SUPPLIED TEXT:
=-=-=

Finally, we run our experiment with MGS. For each $m$, we define a linear system whose solution we know exactly, and evaluate the accuracy of the result obtained by solving the system with an MGS factorization. 

In [4]:
for m = 3:12
    A = vander(m);
    Q,R = mgs(A);
    xact = ones(m);
    b = A*xact;
    x = backsub(R,Q'*b);
    println("m = $m: relative error in x is $(norm(x-xact)/norm(xact))")
end

m = 3: relative error in x is 2.0643780405813746e-14
m = 4: relative error in x is 2.765084163240567e-13
m = 5: relative error in x is 4.3853264259829185e-11
m = 6: relative error in x is 5.853934111692478e-10
m = 7: relative error in x is 2.168939797200798e-8
m = 8: relative error in x is 2.133216055674811e-6
m = 9: relative error in x is 6.950940446701876e-5
m = 10: relative error in x is 0.009033706217227188
m = 11: relative error in x is 0.6422646160775008
m = 12: relative error in x is 18.82690667221913


Now, these don't look so good as $m$ increases. But as we will be seeing, we cannot always expect accurate solutions to this type of problem. Let's assume that the built-in QR factorization is as good as we can do, and see how it performs.

In [5]:
for m = 3:12
    A = vander(m);
    Q,R = qr(A);
    xact = ones(m);
    b = A*xact;
    x = backsub(R,Q'*b);
    println("m = $m: relative error in x is $(norm(x-xact)/norm(xact))")

=-=-=

[Source entries]
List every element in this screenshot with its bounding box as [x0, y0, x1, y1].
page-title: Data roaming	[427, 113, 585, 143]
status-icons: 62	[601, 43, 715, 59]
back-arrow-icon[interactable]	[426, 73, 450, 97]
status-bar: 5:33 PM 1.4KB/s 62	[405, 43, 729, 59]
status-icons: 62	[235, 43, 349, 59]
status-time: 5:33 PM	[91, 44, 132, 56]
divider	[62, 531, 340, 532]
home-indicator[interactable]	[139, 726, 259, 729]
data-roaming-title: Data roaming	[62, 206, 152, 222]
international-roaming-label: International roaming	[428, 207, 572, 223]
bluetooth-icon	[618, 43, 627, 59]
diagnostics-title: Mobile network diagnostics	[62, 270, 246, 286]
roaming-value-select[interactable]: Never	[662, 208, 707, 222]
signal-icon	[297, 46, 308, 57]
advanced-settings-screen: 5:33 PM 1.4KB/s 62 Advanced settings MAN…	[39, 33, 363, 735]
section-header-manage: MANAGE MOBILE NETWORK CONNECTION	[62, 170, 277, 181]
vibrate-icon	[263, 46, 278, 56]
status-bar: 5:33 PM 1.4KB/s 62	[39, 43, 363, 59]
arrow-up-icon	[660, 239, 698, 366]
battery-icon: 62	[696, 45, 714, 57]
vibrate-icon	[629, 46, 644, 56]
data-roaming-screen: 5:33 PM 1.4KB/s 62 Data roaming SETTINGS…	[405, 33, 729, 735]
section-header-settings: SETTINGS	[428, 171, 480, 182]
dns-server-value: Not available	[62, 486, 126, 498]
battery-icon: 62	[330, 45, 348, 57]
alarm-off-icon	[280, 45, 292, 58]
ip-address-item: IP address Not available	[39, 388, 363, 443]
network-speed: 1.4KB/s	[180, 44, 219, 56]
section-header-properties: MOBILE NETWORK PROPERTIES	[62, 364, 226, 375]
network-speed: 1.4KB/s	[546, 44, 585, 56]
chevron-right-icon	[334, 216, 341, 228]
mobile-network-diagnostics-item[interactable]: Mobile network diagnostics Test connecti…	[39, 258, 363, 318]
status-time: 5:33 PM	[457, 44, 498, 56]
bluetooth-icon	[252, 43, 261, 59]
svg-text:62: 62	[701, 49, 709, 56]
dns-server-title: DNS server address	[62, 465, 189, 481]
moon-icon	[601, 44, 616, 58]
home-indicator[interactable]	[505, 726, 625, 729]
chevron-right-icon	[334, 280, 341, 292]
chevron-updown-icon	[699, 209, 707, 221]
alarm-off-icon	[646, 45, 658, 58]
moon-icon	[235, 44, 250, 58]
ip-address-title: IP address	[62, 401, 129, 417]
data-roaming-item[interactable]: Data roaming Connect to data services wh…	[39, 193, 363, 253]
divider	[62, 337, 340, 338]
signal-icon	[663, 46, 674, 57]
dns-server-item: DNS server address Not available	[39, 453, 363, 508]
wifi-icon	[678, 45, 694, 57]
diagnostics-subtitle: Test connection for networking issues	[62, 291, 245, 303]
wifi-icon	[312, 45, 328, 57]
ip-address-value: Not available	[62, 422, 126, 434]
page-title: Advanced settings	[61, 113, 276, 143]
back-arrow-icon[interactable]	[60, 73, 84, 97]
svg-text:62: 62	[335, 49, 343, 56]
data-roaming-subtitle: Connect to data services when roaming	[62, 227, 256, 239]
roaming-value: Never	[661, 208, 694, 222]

=-=-=

YOUR OBJECTIVE:
Reproduce word for word the part of the MGS experiment text from "Finally, we run" up to and including "an MGS factorization.".

EXERCISE OUTPUT:
Finally, we run our experiment with MGS. For each $m$, we define a linear system whose solution we know exactly, and evaluate the accuracy of the result obtained by solving the system with an MGS factorization.